▶ **TASK**
Switch each "data-cell" in the entries below to "value-cell", and write out all the lines again with nothing else changed.
- - - - - - -
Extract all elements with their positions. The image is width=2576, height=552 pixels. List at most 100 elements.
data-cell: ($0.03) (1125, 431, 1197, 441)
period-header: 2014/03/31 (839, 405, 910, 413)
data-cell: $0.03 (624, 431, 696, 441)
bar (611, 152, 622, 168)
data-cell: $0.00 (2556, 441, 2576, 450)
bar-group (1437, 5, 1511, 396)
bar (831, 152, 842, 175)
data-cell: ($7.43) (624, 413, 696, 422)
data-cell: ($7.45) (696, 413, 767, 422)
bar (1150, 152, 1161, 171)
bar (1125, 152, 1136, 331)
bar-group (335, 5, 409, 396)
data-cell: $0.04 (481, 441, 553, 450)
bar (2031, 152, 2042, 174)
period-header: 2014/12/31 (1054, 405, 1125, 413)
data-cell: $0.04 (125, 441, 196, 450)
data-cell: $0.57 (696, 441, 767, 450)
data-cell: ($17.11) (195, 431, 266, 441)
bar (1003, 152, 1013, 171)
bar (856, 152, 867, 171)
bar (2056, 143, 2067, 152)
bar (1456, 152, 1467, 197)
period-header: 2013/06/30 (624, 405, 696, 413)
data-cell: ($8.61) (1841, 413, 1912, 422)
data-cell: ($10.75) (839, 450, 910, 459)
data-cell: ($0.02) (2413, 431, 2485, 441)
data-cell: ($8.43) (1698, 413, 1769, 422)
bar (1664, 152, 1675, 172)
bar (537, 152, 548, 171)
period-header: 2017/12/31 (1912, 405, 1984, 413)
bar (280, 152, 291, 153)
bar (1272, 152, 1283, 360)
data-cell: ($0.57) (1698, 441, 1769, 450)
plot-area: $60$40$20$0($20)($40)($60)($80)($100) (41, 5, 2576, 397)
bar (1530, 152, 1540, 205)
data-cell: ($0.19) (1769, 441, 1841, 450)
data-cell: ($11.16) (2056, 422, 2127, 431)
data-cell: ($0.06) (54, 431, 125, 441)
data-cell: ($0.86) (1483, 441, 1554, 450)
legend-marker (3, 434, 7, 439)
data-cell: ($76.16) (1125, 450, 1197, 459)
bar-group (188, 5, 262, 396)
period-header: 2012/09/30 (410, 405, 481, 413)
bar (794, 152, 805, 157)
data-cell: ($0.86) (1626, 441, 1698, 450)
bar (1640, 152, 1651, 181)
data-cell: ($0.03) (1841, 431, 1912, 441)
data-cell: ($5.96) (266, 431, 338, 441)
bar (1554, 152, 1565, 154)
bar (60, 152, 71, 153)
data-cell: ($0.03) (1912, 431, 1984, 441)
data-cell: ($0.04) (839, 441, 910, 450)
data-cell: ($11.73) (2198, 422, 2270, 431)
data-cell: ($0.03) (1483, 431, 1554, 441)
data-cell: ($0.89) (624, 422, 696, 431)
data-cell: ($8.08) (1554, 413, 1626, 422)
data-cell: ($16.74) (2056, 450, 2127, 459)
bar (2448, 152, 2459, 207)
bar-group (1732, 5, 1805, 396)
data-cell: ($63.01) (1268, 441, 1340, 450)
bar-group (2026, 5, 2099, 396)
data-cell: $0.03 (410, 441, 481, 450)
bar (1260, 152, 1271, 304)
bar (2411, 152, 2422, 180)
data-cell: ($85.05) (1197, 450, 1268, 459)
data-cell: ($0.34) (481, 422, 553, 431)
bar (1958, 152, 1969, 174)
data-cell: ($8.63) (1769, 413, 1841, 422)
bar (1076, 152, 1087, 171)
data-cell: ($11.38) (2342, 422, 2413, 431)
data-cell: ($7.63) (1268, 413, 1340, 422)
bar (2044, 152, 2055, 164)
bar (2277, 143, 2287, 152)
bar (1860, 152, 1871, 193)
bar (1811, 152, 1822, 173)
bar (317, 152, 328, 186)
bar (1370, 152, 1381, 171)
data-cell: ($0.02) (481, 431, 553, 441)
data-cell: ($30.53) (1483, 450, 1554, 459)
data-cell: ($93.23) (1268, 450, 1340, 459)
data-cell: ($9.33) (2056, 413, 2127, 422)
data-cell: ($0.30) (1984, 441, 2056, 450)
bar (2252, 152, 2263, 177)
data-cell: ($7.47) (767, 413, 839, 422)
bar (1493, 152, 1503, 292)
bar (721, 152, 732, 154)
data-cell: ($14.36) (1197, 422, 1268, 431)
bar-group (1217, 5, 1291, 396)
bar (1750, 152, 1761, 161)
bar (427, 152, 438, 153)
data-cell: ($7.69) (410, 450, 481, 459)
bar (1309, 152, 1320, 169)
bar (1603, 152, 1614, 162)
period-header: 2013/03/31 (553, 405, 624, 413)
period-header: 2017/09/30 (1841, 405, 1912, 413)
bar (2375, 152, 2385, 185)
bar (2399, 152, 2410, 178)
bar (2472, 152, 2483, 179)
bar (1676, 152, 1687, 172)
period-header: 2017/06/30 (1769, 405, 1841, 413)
- - - - - - -
▶ **OUTPUT FOR THIS TASK**
Extract all elements with their positions. The image is width=2576, height=552 pixels. List at most 100 elements.
value-cell: ($0.03) (1125, 431, 1197, 441)
period-header: 2014/03/31 (839, 405, 910, 413)
value-cell: $0.03 (624, 431, 696, 441)
bar (611, 152, 622, 168)
value-cell: $0.00 (2556, 441, 2576, 450)
bar-group (1437, 5, 1511, 396)
bar (831, 152, 842, 175)
value-cell: ($7.43) (624, 413, 696, 422)
value-cell: ($7.45) (696, 413, 767, 422)
bar (1150, 152, 1161, 171)
bar (1125, 152, 1136, 331)
bar-group (335, 5, 409, 396)
value-cell: $0.04 (481, 441, 553, 450)
bar (2031, 152, 2042, 174)
period-header: 2014/12/31 (1054, 405, 1125, 413)
value-cell: $0.04 (125, 441, 196, 450)
value-cell: $0.57 (696, 441, 767, 450)
value-cell: ($17.11) (195, 431, 266, 441)
bar (1003, 152, 1013, 171)
bar (856, 152, 867, 171)
bar (2056, 143, 2067, 152)
bar (1456, 152, 1467, 197)
period-header: 2013/06/30 (624, 405, 696, 413)
value-cell: ($8.61) (1841, 413, 1912, 422)
value-cell: ($10.75) (839, 450, 910, 459)
value-cell: ($0.02) (2413, 431, 2485, 441)
value-cell: ($8.43) (1698, 413, 1769, 422)
bar (1664, 152, 1675, 172)
bar (537, 152, 548, 171)
period-header: 2017/12/31 (1912, 405, 1984, 413)
bar (280, 152, 291, 153)
bar (1272, 152, 1283, 360)
value-cell: ($0.57) (1698, 441, 1769, 450)
plot-area: $60$40$20$0($20)($40)($60)($80)($100) (41, 5, 2576, 397)
bar (1530, 152, 1540, 205)
value-cell: ($0.19) (1769, 441, 1841, 450)
value-cell: ($11.16) (2056, 422, 2127, 431)
value-cell: ($0.06) (54, 431, 125, 441)
value-cell: ($0.86) (1483, 441, 1554, 450)
legend-marker (3, 434, 7, 439)
value-cell: ($76.16) (1125, 450, 1197, 459)
bar-group (188, 5, 262, 396)
period-header: 2012/09/30 (410, 405, 481, 413)
bar (794, 152, 805, 157)
value-cell: ($0.86) (1626, 441, 1698, 450)
bar (1640, 152, 1651, 181)
value-cell: ($0.03) (1841, 431, 1912, 441)
value-cell: ($5.96) (266, 431, 338, 441)
bar (1554, 152, 1565, 154)
bar (60, 152, 71, 153)
value-cell: ($0.03) (1912, 431, 1984, 441)
value-cell: ($0.04) (839, 441, 910, 450)
value-cell: ($11.73) (2198, 422, 2270, 431)
value-cell: ($0.03) (1483, 431, 1554, 441)
value-cell: ($0.89) (624, 422, 696, 431)
value-cell: ($8.08) (1554, 413, 1626, 422)
value-cell: ($16.74) (2056, 450, 2127, 459)
bar (2448, 152, 2459, 207)
bar-group (1732, 5, 1805, 396)
value-cell: ($63.01) (1268, 441, 1340, 450)
bar-group (2026, 5, 2099, 396)
value-cell: $0.03 (410, 441, 481, 450)
bar (1260, 152, 1271, 304)
bar (2411, 152, 2422, 180)
value-cell: ($85.05) (1197, 450, 1268, 459)
value-cell: ($0.34) (481, 422, 553, 431)
bar (1958, 152, 1969, 174)
value-cell: ($8.63) (1769, 413, 1841, 422)
bar (1076, 152, 1087, 171)
value-cell: ($11.38) (2342, 422, 2413, 431)
value-cell: ($7.63) (1268, 413, 1340, 422)
bar (2044, 152, 2055, 164)
bar (2277, 143, 2287, 152)
bar (1860, 152, 1871, 193)
bar (1811, 152, 1822, 173)
bar (317, 152, 328, 186)
bar (1370, 152, 1381, 171)
value-cell: ($0.02) (481, 431, 553, 441)
value-cell: ($30.53) (1483, 450, 1554, 459)
value-cell: ($93.23) (1268, 450, 1340, 459)
value-cell: ($9.33) (2056, 413, 2127, 422)
value-cell: ($0.30) (1984, 441, 2056, 450)
bar (2252, 152, 2263, 177)
value-cell: ($7.47) (767, 413, 839, 422)
bar (1493, 152, 1503, 292)
bar (721, 152, 732, 154)
value-cell: ($14.36) (1197, 422, 1268, 431)
bar-group (1217, 5, 1291, 396)
bar (1750, 152, 1761, 161)
bar (427, 152, 438, 153)
value-cell: ($7.69) (410, 450, 481, 459)
bar (1309, 152, 1320, 169)
bar (1603, 152, 1614, 162)
period-header: 2013/03/31 (553, 405, 624, 413)
period-header: 2017/09/30 (1841, 405, 1912, 413)
bar (2375, 152, 2385, 185)
bar (2399, 152, 2410, 178)
bar (2472, 152, 2483, 179)
bar (1676, 152, 1687, 172)
period-header: 2017/06/30 (1769, 405, 1841, 413)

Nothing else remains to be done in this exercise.